— LISTING —
▽

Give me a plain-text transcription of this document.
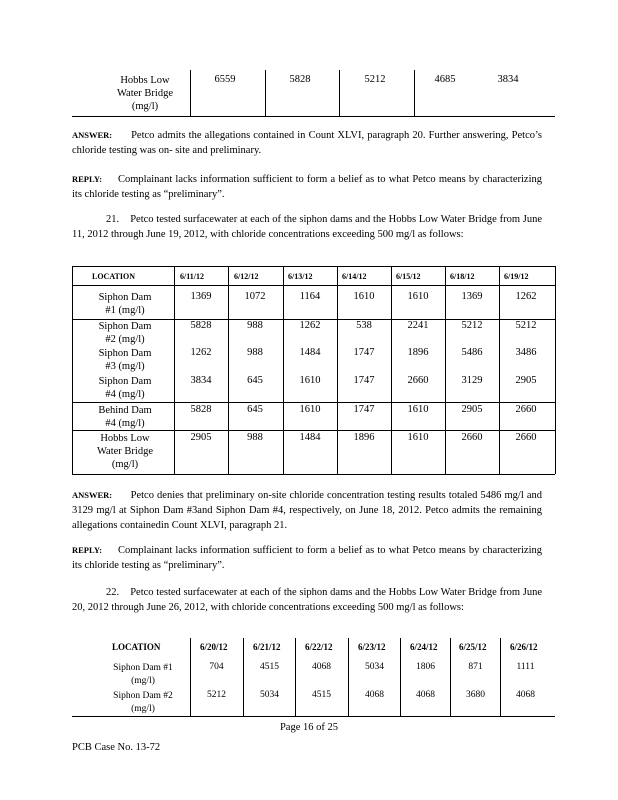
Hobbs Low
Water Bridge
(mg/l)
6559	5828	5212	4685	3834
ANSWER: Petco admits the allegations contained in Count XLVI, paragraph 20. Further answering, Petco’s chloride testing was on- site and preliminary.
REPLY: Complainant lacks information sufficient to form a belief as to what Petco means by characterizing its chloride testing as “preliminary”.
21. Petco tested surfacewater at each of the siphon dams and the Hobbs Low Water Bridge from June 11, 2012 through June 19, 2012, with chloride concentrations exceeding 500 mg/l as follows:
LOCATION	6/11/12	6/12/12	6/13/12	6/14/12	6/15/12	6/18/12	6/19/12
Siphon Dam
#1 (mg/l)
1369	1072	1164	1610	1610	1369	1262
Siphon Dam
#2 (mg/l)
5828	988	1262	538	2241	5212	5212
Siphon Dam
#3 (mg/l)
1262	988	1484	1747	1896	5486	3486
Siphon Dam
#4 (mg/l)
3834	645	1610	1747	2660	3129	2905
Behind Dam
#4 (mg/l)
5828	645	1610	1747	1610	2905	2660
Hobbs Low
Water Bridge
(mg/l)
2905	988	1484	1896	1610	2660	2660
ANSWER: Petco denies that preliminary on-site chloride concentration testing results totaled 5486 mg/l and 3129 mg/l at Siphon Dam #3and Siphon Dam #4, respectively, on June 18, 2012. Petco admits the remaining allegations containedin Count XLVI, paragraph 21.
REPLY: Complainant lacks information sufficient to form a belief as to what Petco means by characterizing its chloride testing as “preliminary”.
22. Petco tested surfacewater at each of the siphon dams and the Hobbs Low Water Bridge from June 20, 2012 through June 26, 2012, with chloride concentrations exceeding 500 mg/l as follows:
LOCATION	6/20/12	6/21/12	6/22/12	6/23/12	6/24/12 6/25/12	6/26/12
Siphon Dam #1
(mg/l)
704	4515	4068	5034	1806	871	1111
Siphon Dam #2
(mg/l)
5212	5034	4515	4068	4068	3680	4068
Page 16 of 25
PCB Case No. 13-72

△
▽

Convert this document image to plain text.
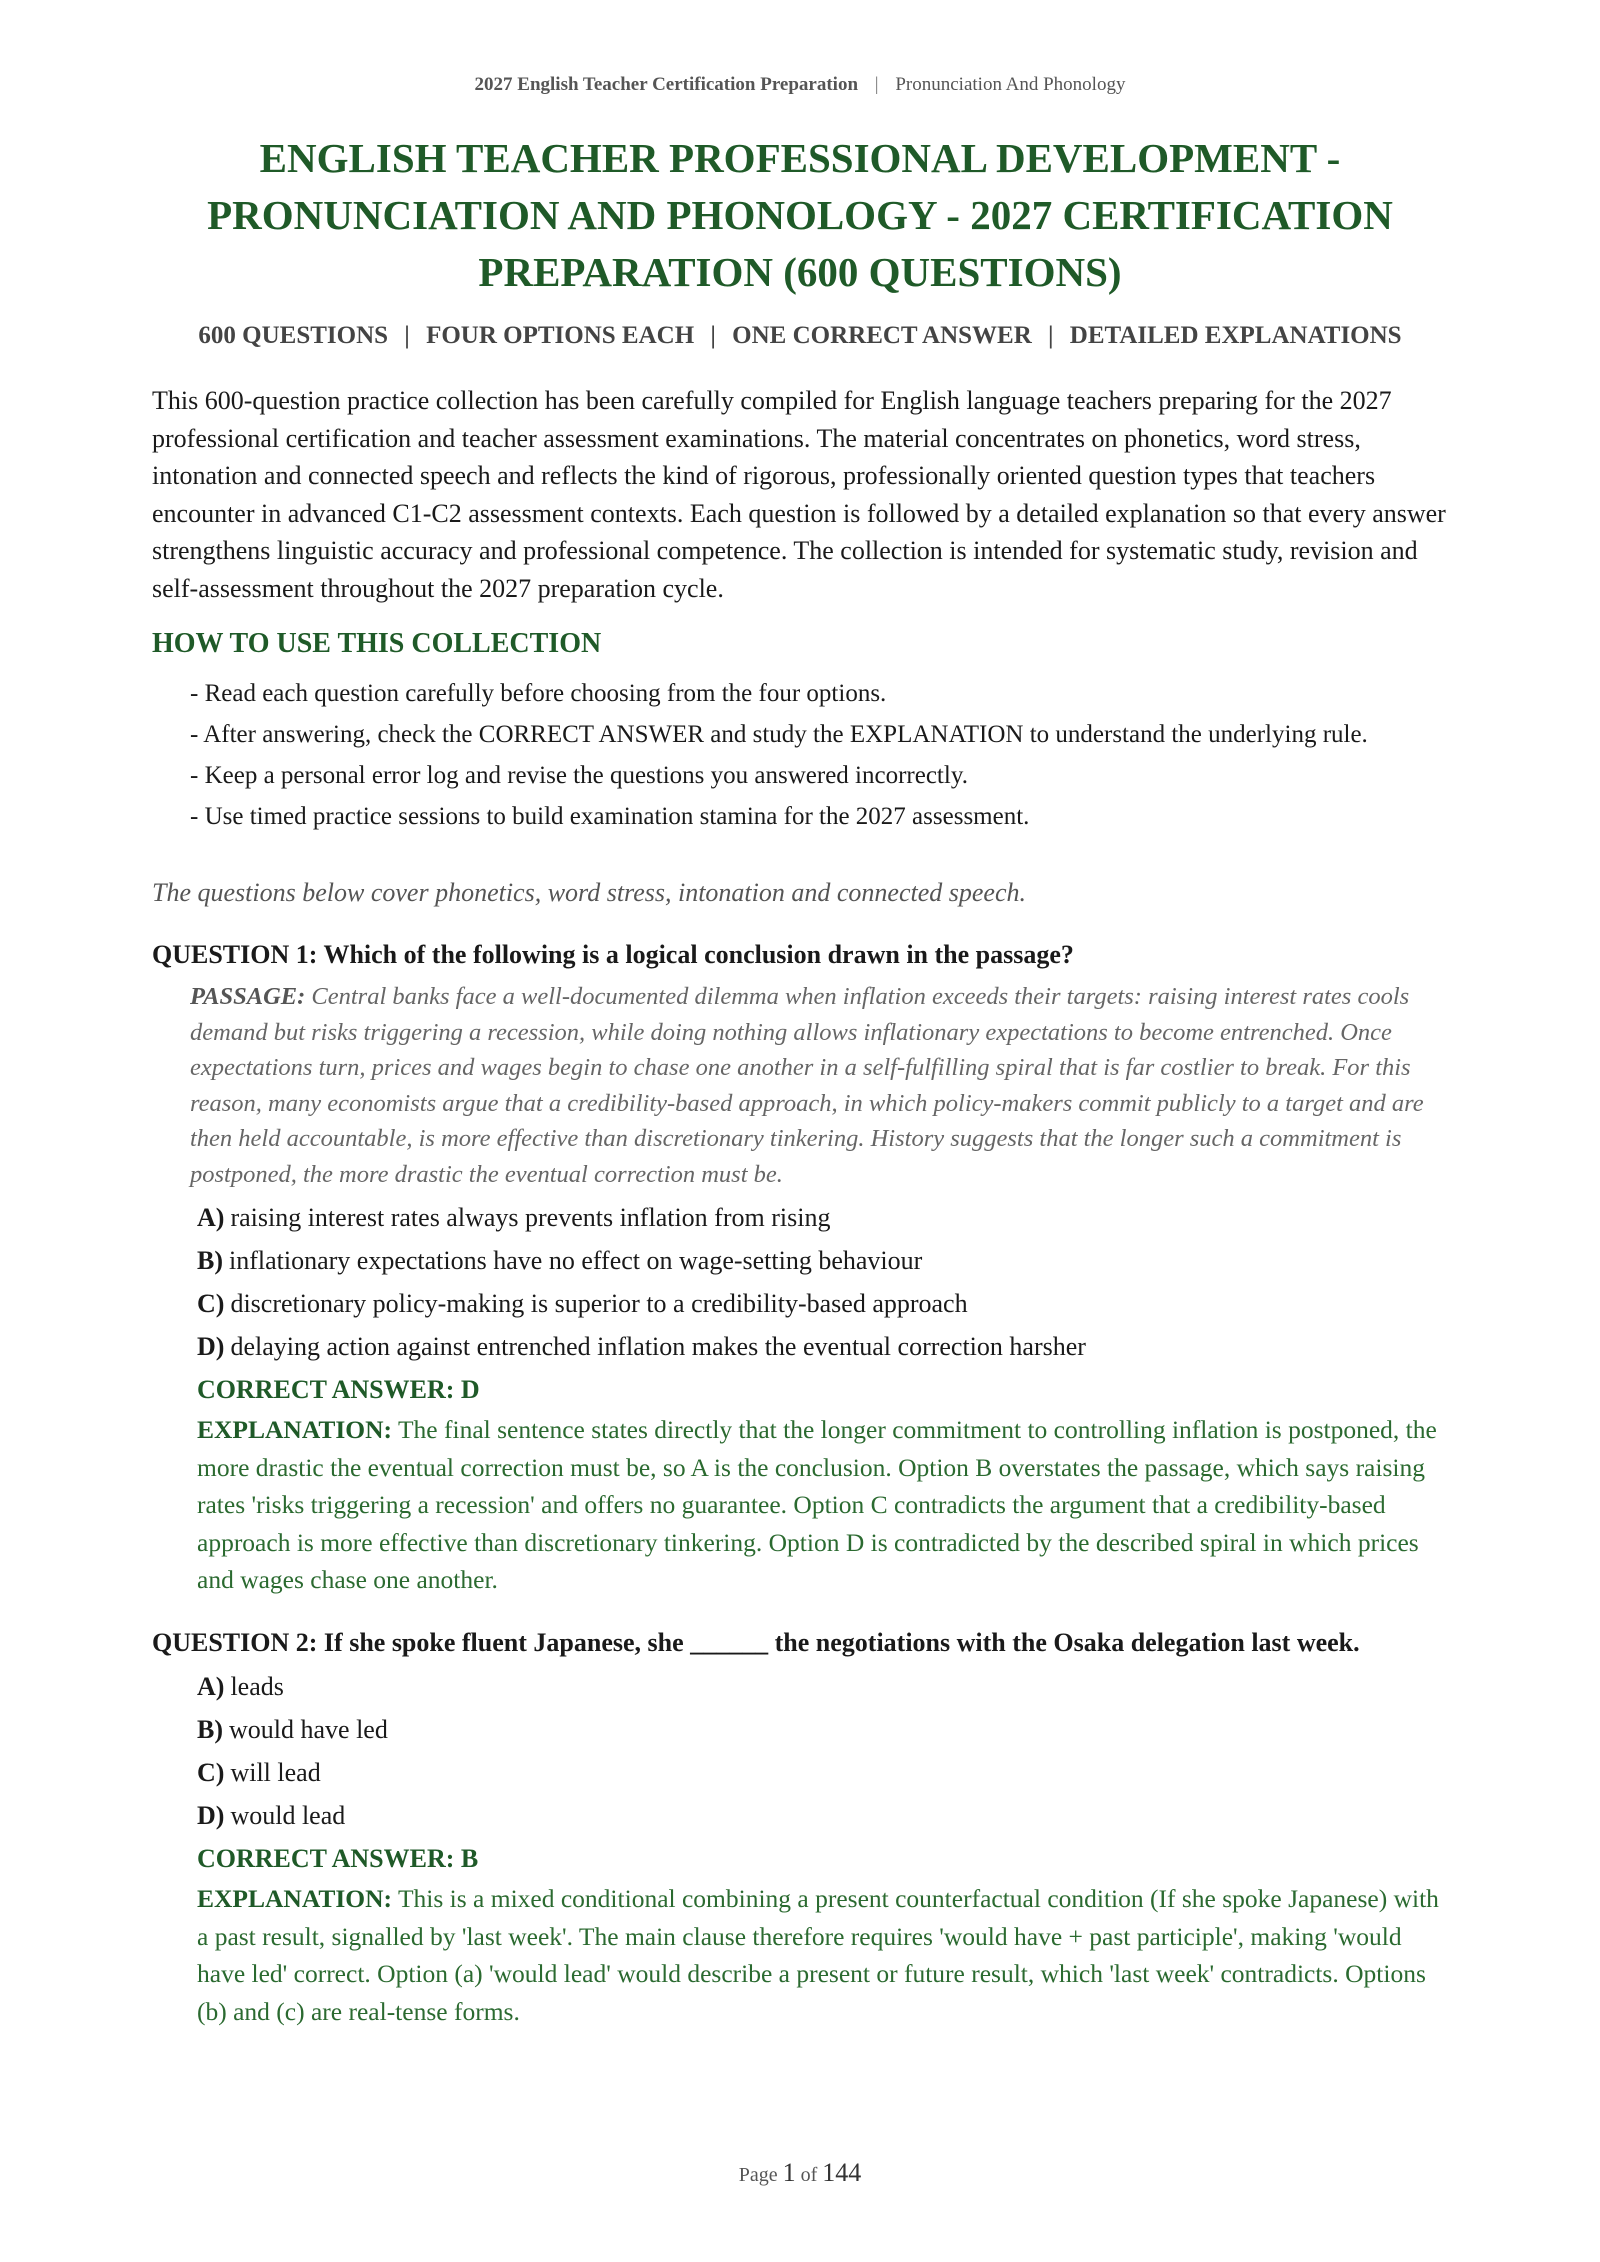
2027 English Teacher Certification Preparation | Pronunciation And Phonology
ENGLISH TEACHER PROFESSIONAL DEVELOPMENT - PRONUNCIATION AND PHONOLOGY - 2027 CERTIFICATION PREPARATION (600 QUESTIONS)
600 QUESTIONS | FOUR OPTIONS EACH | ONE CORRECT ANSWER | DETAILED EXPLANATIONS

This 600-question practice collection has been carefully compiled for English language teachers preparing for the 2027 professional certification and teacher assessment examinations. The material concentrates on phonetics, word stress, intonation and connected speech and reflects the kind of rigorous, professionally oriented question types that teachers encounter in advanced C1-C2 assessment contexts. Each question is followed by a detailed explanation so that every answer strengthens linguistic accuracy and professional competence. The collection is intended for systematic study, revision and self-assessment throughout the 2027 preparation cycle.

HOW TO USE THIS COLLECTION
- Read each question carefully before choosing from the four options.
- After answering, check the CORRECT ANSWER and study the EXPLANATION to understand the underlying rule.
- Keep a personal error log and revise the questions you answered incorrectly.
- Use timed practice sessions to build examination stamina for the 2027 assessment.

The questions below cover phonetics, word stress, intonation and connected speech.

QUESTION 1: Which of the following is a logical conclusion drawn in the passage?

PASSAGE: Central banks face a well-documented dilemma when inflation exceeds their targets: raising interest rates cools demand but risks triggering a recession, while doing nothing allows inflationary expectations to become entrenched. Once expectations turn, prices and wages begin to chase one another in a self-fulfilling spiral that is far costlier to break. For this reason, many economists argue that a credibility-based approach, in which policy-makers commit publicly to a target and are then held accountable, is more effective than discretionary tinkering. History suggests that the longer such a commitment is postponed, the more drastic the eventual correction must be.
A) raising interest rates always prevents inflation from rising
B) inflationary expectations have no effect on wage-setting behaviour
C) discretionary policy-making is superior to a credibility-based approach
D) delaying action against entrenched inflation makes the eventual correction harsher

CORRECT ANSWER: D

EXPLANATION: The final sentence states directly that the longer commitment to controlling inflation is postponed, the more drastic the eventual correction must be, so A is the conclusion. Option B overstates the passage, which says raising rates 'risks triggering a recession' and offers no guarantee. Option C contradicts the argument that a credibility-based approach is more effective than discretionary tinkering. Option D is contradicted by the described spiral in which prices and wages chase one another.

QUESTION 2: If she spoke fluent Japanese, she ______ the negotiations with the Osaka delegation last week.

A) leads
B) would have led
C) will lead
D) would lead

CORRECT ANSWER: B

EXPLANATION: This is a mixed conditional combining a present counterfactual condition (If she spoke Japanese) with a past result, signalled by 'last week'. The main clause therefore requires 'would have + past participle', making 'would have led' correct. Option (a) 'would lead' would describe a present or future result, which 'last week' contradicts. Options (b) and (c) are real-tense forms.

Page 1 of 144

△
▽

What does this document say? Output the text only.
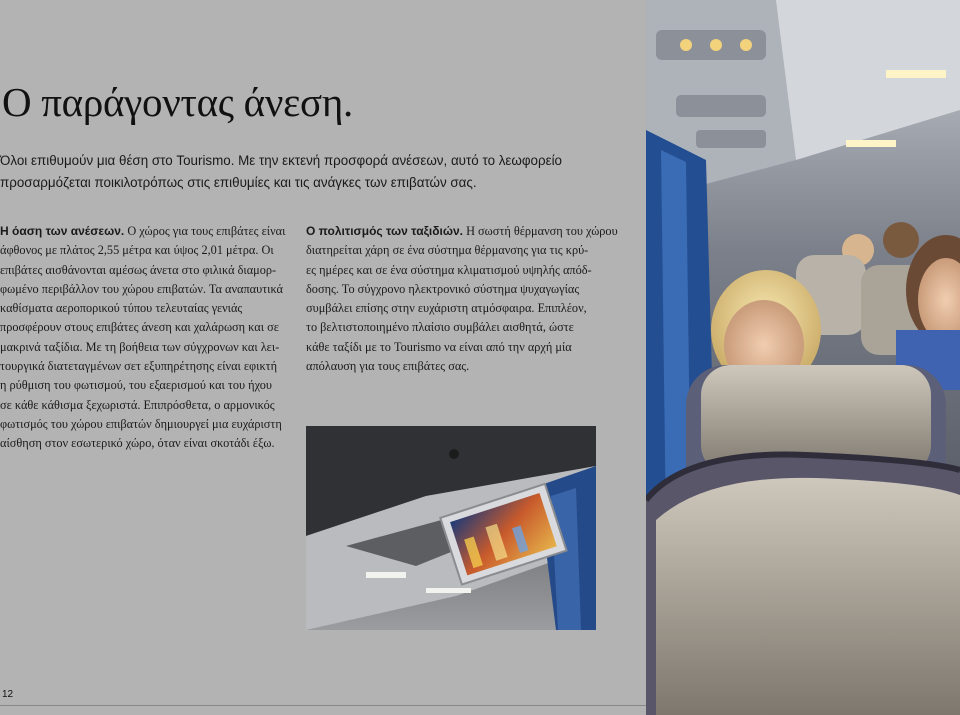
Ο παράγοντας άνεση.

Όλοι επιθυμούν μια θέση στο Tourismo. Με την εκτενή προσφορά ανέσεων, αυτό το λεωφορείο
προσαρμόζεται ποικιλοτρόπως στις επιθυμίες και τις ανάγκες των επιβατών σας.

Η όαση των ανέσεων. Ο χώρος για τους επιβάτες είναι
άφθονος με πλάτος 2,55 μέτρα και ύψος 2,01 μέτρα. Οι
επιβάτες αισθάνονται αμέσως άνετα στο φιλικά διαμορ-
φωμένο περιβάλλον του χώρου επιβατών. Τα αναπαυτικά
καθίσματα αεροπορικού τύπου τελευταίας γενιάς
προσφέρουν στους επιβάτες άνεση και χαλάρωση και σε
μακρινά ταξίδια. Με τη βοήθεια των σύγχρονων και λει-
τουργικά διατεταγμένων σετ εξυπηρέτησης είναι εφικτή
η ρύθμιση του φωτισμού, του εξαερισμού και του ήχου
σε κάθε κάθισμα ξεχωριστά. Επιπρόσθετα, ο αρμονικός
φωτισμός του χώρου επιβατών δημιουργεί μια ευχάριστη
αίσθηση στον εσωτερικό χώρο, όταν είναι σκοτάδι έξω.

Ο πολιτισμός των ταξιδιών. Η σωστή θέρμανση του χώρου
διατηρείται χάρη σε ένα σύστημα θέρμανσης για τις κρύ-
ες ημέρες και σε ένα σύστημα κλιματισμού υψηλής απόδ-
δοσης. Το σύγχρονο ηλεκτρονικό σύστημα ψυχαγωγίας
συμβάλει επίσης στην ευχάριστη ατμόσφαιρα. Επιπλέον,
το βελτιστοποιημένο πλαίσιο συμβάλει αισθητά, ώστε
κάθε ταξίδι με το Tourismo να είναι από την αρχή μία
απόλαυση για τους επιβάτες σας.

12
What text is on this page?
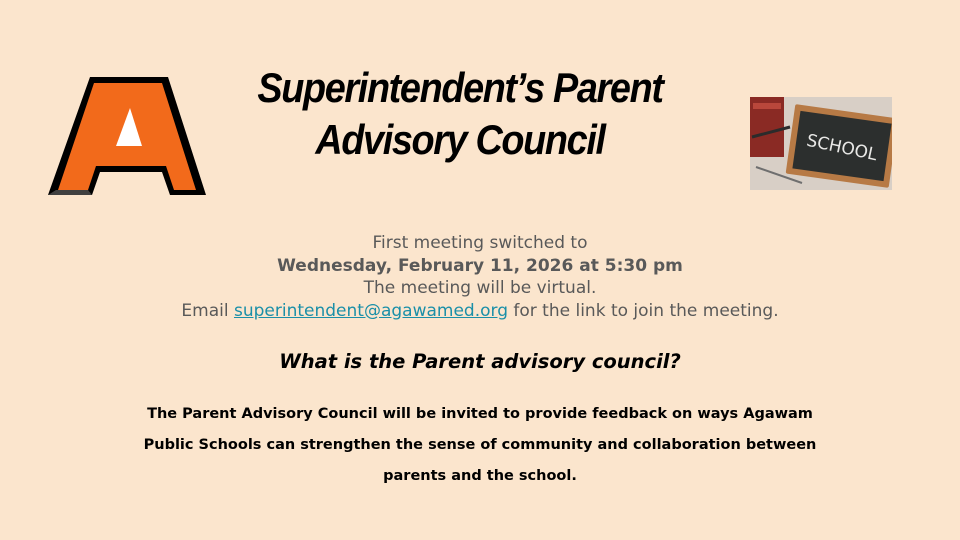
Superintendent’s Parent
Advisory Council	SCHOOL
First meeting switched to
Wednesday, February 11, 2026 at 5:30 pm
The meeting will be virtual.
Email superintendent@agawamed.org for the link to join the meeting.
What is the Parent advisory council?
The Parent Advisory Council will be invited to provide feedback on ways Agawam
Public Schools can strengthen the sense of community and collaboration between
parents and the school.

△

— DIRECTIVE —
For this exercise, gather every line of the data that contains the word "inflationary".

— EXERCISE RESULT —
PASSAGE: Central banks face a well-documented dilemma when inflation exceeds their targets: raising interest rates cools demand but risks triggering a recession, while doing nothing allows inflationary expectations to become entrenched. Once expectations turn, prices and wages begin to chase one another in a self-fulfilling spiral that is far costlier to break. For this reason, many economists argue that a credibility-based approach, in which policy-makers commit publicly to a target and are then held accountable, is more effective than discretionary tinkering. History suggests that the longer such a commitment is postponed, the more drastic the eventual correction must be.
B) inflationary expectations have no effect on wage-setting behaviour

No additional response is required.